• **Exercise prompt**
Below are the records; give the number of lines in them that include the word "elements", and nothing more.

START Extracted information

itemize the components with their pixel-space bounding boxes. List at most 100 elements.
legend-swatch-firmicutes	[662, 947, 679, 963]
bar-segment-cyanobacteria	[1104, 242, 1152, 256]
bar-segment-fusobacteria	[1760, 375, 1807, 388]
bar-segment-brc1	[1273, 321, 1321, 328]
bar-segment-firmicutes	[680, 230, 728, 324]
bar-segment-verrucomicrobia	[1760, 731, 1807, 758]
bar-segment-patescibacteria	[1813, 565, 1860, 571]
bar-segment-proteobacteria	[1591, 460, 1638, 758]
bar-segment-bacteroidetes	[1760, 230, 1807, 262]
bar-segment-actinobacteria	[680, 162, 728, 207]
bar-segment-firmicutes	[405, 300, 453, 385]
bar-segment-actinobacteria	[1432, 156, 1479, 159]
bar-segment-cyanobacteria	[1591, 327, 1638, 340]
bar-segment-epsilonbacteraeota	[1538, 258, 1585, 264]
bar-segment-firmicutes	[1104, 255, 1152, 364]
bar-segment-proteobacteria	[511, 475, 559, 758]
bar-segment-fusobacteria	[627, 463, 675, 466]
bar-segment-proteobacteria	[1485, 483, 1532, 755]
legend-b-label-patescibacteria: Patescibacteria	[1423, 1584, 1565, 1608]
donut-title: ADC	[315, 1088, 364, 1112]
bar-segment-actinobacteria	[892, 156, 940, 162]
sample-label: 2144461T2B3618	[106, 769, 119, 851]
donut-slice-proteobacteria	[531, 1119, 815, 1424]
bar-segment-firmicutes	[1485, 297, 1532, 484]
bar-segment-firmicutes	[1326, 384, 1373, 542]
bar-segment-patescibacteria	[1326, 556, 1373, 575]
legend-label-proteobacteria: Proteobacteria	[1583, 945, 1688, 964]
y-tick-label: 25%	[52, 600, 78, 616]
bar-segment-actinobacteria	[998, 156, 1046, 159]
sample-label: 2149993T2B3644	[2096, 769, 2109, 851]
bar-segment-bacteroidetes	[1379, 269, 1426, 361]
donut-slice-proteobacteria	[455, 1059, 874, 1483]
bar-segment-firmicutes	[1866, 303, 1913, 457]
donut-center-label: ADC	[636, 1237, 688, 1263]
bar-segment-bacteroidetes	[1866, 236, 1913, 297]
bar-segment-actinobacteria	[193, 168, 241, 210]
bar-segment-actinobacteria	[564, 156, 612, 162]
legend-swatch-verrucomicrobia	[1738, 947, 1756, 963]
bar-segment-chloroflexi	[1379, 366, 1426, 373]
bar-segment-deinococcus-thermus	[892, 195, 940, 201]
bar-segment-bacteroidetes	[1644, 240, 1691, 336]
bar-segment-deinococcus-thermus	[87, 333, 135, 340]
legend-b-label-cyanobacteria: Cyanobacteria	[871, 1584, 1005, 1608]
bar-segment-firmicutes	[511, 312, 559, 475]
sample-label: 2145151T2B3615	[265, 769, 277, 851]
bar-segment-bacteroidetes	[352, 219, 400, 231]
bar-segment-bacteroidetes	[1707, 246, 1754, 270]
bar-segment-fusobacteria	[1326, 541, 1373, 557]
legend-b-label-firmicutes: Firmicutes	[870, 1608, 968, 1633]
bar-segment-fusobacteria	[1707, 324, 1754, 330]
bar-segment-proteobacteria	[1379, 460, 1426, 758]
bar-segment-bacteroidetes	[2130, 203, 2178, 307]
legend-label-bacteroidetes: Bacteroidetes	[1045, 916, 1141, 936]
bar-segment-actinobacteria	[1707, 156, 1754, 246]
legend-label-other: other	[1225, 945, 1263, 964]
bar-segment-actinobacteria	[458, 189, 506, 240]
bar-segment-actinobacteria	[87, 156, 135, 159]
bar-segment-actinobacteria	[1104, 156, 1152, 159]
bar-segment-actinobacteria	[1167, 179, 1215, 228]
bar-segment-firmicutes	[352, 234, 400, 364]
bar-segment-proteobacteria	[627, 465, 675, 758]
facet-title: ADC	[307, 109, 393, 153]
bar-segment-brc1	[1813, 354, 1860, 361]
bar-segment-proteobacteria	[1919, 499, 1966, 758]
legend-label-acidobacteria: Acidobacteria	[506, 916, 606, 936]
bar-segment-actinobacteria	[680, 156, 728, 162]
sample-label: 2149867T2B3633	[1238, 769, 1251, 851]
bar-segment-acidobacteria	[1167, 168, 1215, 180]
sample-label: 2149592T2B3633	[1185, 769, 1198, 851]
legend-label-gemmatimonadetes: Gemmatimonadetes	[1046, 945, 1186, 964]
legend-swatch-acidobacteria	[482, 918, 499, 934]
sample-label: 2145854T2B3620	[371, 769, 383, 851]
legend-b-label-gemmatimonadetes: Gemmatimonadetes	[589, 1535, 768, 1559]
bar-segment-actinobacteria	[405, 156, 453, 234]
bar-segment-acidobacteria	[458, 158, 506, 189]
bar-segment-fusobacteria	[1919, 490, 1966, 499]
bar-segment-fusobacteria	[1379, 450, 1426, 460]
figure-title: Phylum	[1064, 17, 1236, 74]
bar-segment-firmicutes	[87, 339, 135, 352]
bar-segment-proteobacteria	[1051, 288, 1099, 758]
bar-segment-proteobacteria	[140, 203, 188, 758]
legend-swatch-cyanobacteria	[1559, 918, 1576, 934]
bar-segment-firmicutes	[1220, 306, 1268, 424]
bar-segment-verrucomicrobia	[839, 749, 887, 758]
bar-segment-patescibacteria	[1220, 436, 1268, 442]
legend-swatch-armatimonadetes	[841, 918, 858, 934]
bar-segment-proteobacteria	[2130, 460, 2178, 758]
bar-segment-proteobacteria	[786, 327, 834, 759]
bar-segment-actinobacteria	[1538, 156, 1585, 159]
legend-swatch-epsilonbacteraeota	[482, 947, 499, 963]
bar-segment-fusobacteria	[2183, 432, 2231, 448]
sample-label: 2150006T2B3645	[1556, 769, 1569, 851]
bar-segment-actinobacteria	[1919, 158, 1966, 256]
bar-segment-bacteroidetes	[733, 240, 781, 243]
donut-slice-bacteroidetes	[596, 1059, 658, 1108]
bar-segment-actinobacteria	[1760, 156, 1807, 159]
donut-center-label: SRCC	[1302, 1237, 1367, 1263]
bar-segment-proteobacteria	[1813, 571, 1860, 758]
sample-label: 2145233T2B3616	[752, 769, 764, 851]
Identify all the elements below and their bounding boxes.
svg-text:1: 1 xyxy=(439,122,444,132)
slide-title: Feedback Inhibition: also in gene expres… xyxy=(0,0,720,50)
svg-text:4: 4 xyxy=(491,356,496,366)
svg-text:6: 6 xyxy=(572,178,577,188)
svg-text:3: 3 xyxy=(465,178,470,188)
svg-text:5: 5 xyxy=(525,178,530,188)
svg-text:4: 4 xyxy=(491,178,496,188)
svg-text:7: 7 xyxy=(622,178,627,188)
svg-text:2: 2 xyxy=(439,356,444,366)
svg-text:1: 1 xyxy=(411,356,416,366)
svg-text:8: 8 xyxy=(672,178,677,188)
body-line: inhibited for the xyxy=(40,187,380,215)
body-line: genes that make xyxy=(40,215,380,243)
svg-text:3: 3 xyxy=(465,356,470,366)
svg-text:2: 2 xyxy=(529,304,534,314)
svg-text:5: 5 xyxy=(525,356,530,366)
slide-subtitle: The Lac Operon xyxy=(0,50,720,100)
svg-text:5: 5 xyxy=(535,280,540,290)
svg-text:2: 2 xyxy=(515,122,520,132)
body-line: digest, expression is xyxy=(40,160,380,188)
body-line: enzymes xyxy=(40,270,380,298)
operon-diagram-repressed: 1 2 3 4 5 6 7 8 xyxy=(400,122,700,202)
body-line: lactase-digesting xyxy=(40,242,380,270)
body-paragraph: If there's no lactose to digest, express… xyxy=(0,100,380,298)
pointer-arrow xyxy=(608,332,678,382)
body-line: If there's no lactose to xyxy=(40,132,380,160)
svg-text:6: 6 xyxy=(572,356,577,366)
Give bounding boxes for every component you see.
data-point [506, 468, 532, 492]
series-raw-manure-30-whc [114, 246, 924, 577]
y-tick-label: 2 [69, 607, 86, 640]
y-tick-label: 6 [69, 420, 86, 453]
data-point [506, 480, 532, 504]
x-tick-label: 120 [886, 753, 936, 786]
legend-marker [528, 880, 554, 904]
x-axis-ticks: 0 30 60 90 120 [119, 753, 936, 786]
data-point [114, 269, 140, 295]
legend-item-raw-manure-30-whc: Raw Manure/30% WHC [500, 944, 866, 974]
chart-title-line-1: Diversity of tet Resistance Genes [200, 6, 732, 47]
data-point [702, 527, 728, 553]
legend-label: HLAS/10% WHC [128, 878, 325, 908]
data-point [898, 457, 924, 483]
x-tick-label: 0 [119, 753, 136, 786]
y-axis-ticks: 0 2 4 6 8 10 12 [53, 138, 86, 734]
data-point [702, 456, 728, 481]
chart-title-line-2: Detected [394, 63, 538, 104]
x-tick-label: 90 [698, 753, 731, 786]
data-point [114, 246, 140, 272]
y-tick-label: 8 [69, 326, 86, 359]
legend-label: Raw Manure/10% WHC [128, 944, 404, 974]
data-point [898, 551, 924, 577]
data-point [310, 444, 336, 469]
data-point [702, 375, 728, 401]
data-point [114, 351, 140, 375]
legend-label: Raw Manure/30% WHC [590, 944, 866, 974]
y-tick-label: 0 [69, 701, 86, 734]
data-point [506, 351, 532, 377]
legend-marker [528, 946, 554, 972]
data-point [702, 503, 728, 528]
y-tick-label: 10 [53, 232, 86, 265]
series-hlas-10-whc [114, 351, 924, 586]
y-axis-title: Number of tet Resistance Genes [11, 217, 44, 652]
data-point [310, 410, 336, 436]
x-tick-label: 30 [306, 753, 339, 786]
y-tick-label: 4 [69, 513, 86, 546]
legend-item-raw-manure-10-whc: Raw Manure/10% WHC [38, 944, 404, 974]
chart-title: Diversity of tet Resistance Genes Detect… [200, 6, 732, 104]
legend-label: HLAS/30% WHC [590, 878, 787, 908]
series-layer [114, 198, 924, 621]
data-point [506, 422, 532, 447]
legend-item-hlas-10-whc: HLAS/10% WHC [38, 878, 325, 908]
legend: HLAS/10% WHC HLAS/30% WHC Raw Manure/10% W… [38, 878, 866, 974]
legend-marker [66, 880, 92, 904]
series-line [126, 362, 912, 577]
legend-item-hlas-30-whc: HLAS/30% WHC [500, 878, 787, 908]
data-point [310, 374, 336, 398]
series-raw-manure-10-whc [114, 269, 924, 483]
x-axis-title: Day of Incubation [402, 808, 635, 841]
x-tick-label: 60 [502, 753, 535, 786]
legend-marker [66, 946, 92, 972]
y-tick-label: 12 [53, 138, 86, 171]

END Extracted information

• **Written response**
2